Find all the lines with "right" and gather them.

— Start —

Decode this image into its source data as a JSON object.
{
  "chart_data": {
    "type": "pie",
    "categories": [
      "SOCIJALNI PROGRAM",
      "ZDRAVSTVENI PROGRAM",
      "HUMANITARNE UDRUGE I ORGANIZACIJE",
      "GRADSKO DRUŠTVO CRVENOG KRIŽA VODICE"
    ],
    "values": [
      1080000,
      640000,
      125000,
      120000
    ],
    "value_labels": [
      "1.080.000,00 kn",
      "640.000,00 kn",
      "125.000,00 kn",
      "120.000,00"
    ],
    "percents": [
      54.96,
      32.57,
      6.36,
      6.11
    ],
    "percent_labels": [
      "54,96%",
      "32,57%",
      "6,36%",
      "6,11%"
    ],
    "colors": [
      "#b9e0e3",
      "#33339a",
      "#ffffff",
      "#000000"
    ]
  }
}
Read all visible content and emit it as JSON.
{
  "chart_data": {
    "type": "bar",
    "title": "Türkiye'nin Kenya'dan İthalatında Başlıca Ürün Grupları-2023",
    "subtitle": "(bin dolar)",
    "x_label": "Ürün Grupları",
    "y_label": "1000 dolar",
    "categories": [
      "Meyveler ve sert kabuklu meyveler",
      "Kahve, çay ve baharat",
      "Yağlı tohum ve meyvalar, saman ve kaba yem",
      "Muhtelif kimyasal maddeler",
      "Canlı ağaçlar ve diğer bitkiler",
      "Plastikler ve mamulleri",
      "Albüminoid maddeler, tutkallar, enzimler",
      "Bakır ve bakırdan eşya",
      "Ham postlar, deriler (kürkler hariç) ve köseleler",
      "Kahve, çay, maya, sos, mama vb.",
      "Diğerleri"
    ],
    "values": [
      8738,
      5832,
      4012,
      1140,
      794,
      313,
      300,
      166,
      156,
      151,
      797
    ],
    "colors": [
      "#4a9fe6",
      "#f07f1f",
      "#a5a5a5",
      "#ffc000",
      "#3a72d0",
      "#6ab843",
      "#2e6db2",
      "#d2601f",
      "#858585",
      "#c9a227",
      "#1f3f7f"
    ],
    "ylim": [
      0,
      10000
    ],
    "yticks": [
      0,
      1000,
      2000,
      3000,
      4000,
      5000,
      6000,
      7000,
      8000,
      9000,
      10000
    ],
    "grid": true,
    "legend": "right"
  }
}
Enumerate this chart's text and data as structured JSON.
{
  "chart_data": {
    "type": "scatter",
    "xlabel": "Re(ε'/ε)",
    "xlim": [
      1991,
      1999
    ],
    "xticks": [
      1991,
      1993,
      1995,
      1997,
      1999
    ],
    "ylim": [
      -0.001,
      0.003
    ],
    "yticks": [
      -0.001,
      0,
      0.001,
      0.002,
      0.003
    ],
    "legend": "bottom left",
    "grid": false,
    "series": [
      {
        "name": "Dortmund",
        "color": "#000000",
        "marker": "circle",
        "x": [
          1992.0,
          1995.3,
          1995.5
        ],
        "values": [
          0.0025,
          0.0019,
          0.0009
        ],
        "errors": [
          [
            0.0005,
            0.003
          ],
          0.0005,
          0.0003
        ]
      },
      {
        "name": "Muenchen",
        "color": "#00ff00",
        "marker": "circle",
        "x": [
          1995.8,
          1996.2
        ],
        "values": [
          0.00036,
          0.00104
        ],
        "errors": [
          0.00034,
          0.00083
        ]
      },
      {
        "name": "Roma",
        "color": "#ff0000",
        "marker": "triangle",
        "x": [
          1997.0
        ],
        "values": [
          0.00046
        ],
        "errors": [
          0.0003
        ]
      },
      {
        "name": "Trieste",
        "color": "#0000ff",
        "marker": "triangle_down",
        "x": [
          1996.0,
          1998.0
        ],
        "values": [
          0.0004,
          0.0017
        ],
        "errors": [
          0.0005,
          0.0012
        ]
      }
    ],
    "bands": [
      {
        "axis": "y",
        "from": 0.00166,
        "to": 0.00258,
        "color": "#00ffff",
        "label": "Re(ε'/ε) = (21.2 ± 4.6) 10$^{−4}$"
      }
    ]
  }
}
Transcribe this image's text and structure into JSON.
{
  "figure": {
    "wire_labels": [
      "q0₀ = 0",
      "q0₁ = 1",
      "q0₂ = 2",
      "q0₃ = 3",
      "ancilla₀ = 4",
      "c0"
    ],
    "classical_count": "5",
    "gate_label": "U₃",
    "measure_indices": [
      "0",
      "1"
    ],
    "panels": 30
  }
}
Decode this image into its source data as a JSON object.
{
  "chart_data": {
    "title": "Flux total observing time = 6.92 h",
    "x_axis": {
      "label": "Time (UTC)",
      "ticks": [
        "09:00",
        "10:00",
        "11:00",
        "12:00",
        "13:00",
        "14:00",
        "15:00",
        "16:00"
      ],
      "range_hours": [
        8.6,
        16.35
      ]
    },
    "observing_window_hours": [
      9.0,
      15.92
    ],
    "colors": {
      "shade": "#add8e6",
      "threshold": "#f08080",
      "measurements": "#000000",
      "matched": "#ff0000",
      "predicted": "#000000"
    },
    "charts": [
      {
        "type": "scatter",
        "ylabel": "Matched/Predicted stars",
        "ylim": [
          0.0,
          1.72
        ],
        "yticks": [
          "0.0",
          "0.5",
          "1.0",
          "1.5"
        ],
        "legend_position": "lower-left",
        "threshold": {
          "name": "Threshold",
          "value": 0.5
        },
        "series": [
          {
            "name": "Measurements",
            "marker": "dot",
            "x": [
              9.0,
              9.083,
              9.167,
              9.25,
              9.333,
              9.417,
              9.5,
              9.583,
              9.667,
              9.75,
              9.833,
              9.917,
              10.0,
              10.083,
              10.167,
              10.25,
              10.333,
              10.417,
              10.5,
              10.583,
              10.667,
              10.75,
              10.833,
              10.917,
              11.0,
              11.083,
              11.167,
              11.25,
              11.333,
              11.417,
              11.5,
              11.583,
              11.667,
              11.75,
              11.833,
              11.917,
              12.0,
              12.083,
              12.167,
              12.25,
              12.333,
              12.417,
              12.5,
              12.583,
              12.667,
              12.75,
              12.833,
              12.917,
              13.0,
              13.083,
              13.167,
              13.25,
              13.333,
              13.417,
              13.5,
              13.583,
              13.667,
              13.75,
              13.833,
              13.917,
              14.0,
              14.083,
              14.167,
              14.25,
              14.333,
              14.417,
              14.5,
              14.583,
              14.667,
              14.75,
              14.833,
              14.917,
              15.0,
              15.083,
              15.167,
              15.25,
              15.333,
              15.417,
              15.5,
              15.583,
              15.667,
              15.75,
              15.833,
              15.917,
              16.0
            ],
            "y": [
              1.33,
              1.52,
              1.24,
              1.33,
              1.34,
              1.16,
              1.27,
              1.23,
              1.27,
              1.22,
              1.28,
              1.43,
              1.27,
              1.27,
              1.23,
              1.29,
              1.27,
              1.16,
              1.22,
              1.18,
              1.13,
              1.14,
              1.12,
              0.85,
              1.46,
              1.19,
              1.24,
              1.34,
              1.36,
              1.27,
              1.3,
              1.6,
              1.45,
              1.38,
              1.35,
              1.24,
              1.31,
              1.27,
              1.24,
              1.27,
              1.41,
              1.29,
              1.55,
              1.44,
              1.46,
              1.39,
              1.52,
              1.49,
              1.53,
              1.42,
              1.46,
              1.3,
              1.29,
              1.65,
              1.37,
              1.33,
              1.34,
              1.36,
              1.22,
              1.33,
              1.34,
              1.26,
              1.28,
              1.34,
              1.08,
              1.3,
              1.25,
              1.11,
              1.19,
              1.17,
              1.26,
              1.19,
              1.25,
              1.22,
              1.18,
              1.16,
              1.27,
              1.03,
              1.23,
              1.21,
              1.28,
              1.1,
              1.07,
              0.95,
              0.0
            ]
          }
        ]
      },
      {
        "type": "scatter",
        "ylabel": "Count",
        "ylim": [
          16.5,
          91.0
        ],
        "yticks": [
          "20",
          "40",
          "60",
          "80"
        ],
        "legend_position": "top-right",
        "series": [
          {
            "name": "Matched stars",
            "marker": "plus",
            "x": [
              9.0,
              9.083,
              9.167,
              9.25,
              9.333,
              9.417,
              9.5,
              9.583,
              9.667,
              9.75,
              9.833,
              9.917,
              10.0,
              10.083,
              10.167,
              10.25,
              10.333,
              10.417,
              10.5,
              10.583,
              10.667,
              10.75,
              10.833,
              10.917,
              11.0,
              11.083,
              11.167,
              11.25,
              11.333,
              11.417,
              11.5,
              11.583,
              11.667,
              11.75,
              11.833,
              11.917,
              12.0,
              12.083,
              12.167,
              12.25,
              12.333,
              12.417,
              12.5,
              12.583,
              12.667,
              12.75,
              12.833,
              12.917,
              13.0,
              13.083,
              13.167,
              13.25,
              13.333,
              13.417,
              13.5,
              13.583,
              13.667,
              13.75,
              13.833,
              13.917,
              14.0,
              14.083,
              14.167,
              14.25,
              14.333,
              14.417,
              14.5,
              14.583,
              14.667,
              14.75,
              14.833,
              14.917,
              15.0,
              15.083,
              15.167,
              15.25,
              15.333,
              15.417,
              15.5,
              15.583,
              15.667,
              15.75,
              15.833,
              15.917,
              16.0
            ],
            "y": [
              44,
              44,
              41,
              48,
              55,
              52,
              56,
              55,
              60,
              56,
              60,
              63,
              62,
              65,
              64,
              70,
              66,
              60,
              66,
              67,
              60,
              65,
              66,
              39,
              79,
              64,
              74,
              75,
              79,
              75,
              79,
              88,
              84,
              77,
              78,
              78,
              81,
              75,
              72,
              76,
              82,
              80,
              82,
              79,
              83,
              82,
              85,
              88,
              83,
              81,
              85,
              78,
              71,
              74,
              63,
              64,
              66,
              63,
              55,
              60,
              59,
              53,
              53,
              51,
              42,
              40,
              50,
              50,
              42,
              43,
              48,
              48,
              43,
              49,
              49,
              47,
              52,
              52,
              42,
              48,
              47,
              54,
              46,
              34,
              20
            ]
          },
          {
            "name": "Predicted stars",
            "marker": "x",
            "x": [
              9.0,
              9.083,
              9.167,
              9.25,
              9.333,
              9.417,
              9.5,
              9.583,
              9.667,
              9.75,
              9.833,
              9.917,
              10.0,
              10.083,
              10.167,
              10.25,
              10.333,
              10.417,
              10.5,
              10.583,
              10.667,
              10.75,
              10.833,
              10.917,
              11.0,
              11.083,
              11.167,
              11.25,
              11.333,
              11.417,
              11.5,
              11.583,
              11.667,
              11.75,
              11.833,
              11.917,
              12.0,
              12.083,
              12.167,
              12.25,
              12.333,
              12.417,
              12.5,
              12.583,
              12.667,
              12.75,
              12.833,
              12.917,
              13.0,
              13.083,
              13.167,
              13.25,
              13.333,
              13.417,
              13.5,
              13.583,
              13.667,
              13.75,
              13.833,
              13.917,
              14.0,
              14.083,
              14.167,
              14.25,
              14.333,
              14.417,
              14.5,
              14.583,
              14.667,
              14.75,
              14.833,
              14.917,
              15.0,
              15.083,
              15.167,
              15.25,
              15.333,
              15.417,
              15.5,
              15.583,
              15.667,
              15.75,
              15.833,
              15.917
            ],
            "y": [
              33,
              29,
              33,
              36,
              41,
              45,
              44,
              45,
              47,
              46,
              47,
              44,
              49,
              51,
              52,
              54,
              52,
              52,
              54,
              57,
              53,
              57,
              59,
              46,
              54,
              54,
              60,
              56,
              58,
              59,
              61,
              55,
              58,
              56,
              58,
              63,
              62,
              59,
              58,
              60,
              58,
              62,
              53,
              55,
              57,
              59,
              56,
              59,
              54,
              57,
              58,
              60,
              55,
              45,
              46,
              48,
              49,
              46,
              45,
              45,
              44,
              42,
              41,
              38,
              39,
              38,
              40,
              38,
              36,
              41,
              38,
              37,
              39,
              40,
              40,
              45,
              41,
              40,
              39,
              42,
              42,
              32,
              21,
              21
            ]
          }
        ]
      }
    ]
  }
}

— End —

» Solved exercise:
    "legend": "right"
        "legend_position": "top-right",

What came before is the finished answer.